● **GIVEN PROBLEM**: Print the material word for word, from the line with "I need the location" to the line with "city-cell[interactable]: Glendale [307,302,430,332]", including both of those lines. Leave out the pictures.

● **RECORD EXTRACTS**:
━━━━

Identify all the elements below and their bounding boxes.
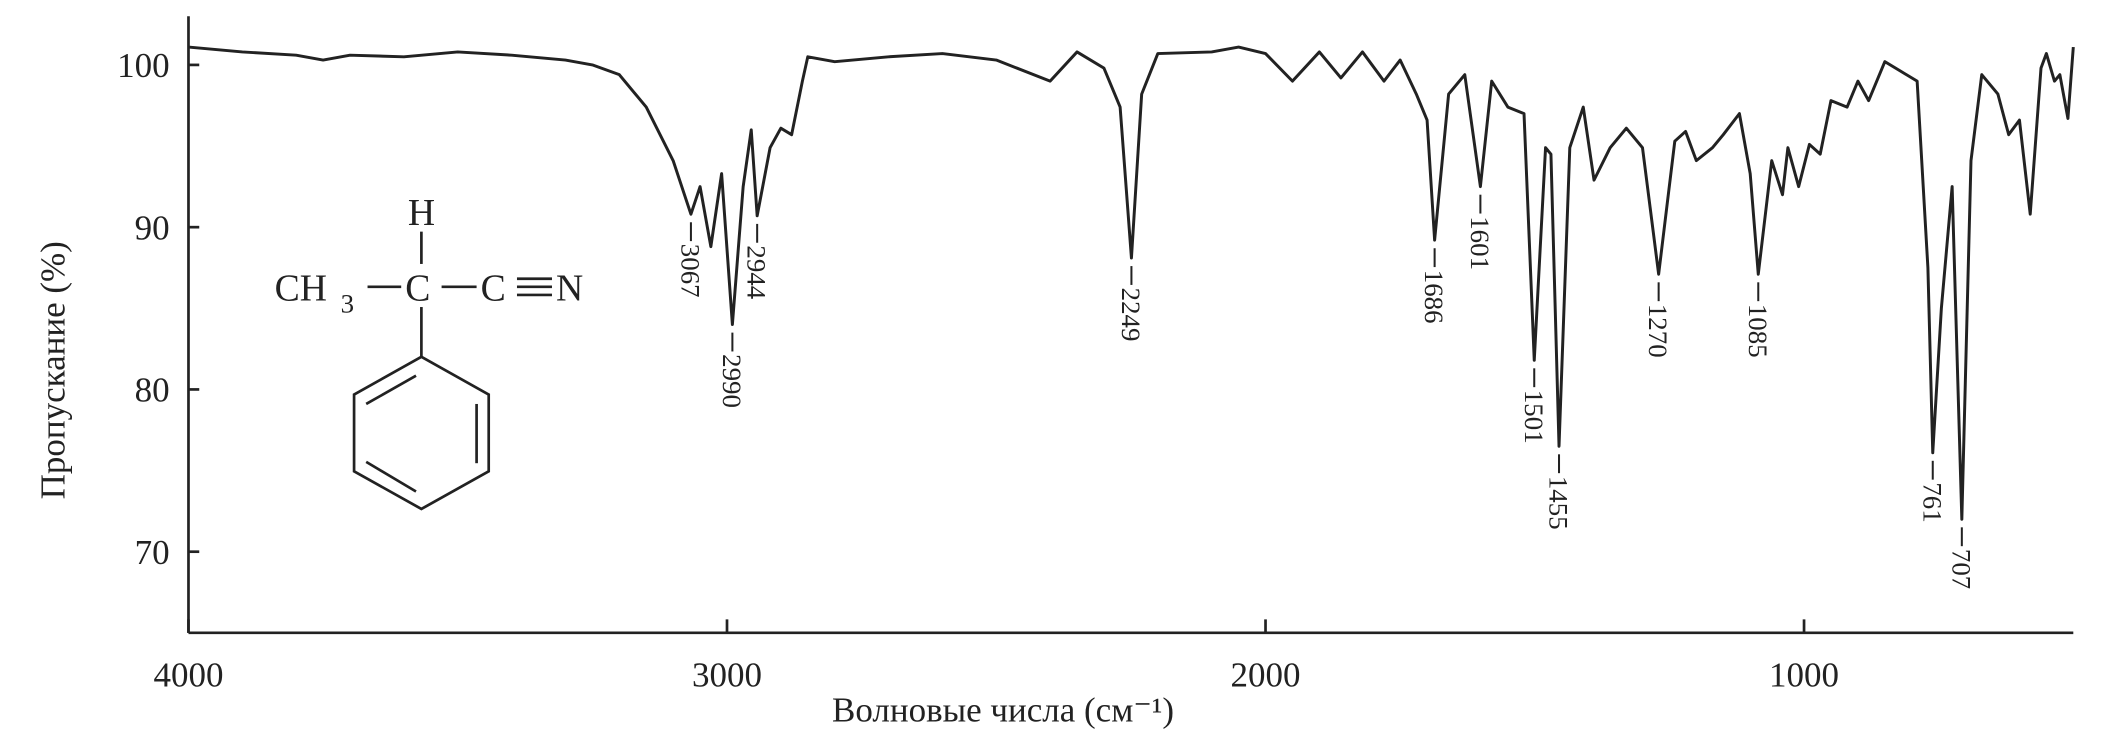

━━━━

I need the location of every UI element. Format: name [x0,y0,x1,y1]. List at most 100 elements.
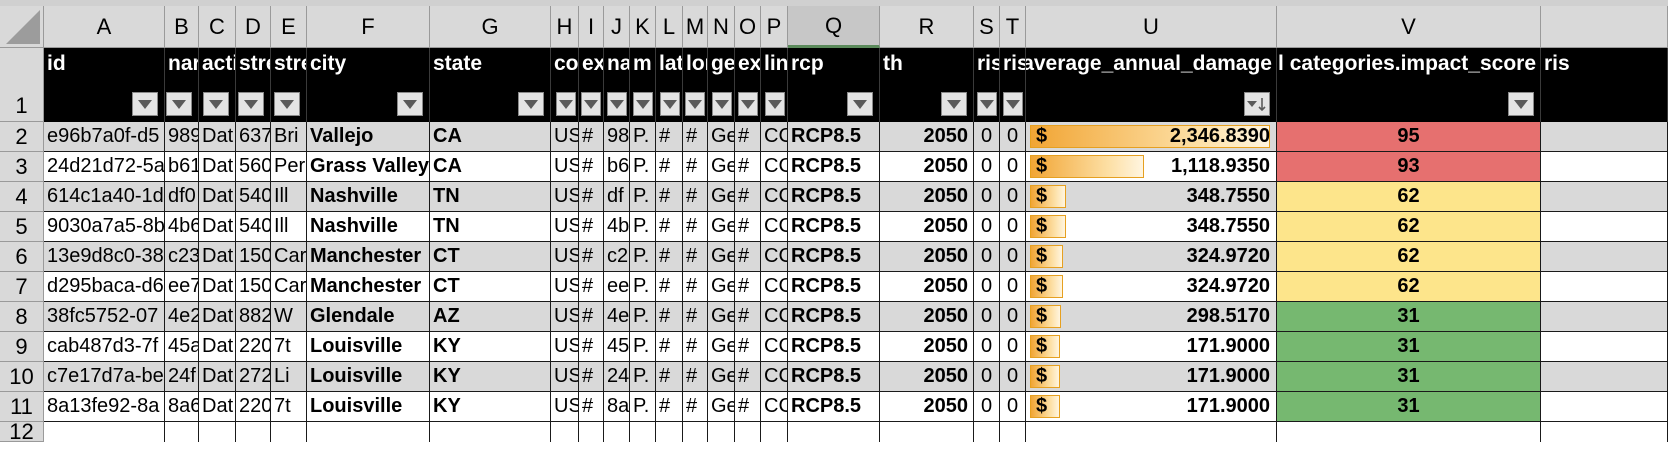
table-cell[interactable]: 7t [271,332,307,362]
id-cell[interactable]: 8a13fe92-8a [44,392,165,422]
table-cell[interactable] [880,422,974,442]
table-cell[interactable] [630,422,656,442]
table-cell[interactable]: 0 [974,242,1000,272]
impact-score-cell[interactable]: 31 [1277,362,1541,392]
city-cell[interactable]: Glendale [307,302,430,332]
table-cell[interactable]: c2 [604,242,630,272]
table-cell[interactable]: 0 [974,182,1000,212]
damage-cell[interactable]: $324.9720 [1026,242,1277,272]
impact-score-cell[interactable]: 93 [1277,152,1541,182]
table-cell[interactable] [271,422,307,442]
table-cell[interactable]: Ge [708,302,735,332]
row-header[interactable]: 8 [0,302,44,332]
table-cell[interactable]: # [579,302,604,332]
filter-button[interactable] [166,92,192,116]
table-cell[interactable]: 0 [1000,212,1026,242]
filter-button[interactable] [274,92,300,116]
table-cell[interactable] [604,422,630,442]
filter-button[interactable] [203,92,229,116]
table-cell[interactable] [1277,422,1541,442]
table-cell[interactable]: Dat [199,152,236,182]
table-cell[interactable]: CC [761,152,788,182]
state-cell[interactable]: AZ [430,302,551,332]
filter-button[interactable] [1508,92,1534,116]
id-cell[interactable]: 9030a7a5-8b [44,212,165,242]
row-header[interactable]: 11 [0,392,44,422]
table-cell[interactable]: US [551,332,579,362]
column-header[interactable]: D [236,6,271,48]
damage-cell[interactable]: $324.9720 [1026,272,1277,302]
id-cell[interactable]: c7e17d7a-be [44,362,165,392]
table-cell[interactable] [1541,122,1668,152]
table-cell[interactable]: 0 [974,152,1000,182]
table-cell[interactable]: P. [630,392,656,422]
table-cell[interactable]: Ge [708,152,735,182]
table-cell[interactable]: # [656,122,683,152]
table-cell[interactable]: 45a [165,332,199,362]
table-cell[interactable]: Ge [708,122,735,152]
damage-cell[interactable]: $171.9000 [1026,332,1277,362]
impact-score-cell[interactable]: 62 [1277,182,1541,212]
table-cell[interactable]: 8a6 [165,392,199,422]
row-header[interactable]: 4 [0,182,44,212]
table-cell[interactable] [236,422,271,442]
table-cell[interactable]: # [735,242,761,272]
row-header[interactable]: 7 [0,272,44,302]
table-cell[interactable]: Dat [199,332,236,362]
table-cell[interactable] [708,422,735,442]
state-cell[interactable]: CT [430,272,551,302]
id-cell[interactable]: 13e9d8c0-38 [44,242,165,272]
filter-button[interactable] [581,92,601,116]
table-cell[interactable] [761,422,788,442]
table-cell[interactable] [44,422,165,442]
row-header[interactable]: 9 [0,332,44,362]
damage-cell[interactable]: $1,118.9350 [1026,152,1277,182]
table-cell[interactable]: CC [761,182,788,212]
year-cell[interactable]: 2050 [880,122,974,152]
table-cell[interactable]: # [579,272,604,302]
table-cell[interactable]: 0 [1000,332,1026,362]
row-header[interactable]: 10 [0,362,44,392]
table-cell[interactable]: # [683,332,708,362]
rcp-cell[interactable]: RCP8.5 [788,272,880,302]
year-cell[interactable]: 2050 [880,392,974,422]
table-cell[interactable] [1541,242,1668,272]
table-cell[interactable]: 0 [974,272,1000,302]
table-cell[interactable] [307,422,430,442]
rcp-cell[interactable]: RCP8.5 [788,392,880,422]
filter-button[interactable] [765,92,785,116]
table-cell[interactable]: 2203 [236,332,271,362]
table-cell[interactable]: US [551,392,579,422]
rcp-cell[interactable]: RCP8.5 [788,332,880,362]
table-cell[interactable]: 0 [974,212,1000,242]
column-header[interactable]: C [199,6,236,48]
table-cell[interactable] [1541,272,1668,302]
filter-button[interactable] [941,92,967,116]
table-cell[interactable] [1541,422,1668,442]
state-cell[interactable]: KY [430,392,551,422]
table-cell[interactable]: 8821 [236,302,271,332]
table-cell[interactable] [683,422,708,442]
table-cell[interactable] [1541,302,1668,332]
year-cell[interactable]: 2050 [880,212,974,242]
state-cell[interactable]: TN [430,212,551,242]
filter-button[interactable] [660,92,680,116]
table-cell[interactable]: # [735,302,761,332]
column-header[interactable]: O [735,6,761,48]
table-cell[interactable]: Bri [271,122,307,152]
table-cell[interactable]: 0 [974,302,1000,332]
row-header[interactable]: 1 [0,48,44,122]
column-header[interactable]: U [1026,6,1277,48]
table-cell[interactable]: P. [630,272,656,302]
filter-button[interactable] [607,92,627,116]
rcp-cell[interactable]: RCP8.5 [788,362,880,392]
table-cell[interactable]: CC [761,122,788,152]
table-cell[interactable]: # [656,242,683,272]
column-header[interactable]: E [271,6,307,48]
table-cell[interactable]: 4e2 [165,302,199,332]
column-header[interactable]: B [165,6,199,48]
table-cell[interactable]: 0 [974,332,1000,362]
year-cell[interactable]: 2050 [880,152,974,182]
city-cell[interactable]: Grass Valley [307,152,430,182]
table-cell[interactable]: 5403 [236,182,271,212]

━━━━

● **FINAL RESULT**:
I need the location of every UI element. Format: name [x0,y0,x1,y1]. List at most 100 elements.
table-cell[interactable]: 7t [271,332,307,362]
id-cell[interactable]: 8a13fe92-8a [44,392,165,422]
table-cell[interactable] [880,422,974,442]
table-cell[interactable] [630,422,656,442]
table-cell[interactable]: 0 [974,242,1000,272]
impact-score-cell[interactable]: 31 [1277,362,1541,392]
city-cell[interactable]: Glendale [307,302,430,332]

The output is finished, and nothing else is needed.